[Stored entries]
----------------------------------------

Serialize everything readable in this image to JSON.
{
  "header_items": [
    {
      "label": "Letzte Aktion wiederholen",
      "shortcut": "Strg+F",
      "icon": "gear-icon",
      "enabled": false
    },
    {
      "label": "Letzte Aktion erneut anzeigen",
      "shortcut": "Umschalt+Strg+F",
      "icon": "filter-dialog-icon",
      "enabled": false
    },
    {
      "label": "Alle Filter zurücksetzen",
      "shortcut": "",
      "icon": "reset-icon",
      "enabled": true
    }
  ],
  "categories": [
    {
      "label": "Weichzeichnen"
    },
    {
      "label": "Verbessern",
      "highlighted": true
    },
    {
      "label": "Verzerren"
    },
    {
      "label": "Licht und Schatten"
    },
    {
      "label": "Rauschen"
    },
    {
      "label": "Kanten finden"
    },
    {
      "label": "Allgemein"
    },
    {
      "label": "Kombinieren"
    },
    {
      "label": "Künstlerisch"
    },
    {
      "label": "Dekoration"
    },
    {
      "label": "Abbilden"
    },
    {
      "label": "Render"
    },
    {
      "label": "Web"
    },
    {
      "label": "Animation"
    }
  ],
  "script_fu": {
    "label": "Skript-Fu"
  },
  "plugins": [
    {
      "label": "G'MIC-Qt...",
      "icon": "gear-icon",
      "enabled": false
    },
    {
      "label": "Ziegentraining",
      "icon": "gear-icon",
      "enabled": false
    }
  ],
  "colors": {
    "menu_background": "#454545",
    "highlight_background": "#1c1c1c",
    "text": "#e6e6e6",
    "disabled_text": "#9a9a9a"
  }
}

----------------------------------------

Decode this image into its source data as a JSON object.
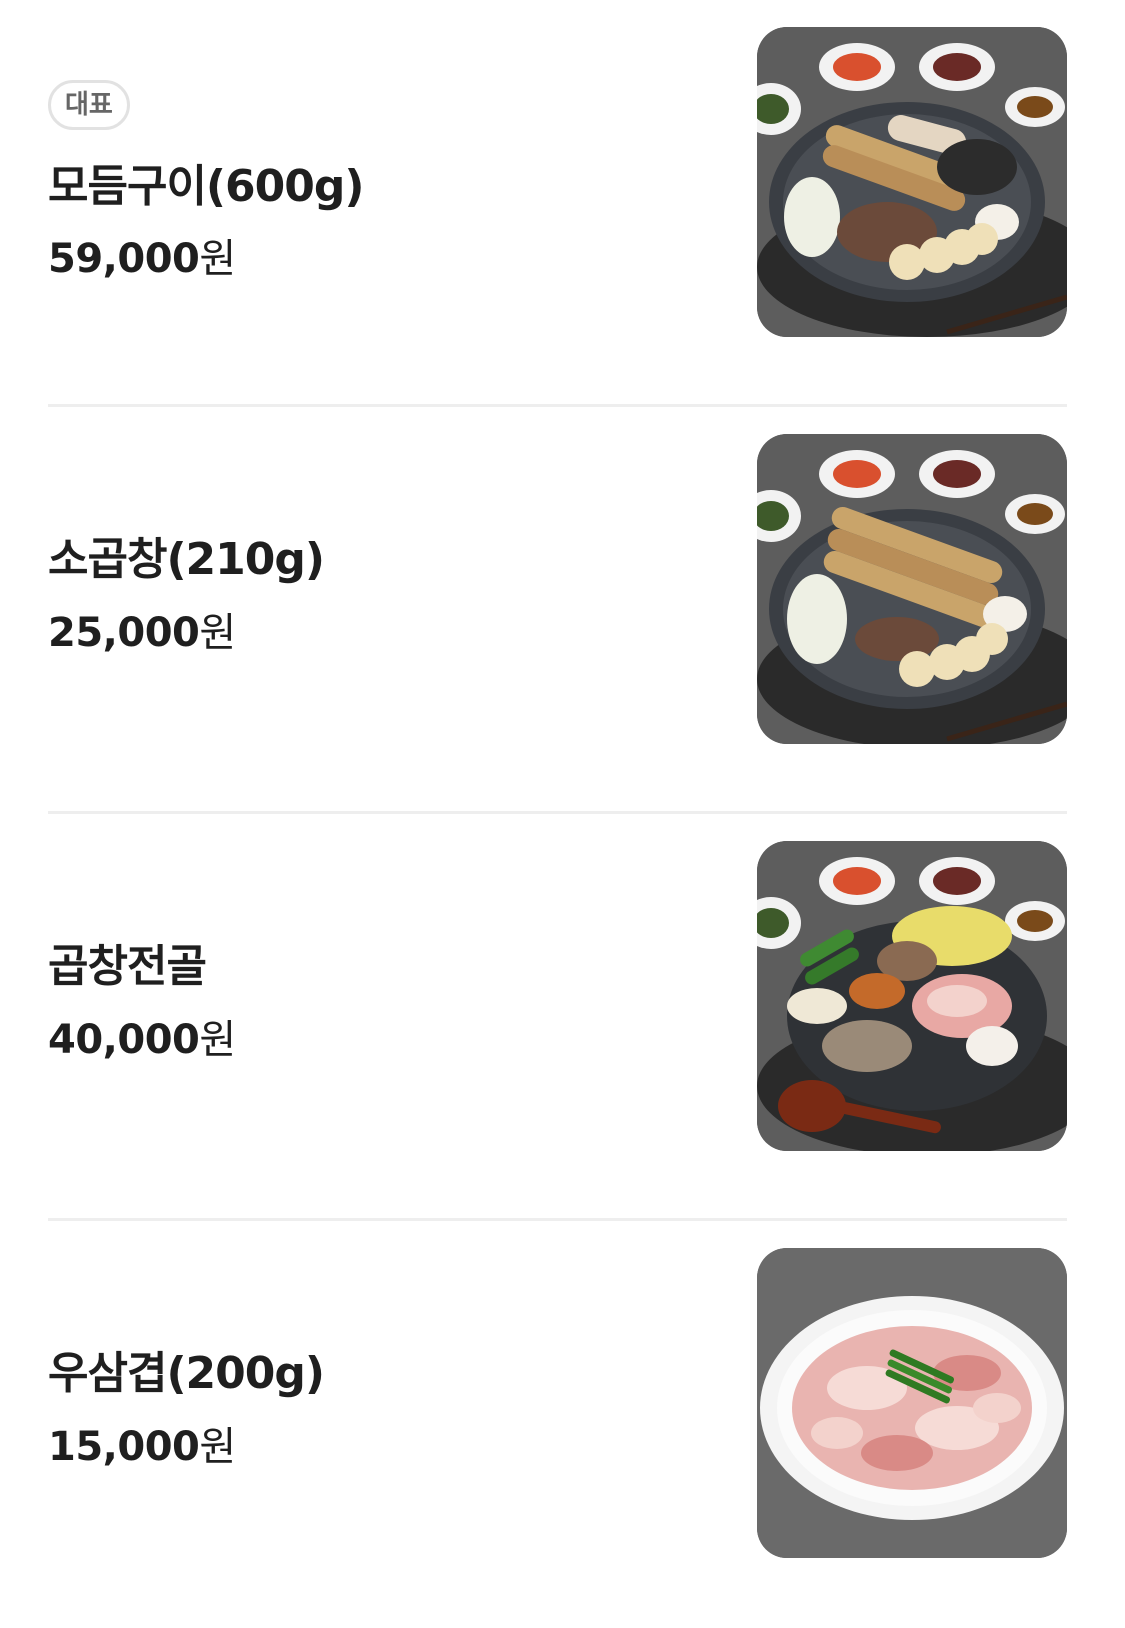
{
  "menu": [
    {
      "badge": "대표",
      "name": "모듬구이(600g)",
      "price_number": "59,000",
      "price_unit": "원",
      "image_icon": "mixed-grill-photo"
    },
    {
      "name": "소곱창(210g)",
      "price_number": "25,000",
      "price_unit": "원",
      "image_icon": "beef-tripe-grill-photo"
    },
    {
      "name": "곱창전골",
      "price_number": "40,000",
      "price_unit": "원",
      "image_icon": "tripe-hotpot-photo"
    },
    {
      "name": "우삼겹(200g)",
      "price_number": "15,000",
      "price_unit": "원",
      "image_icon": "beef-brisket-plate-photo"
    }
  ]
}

----------------------------------------

§ OBJECTIVE
From the entries above, extract every line where the word "shortcut" appears.

§ WRITTEN REPLY
      "shortcut": "Strg+F",
      "shortcut": "Umschalt+Strg+F",
      "shortcut": "",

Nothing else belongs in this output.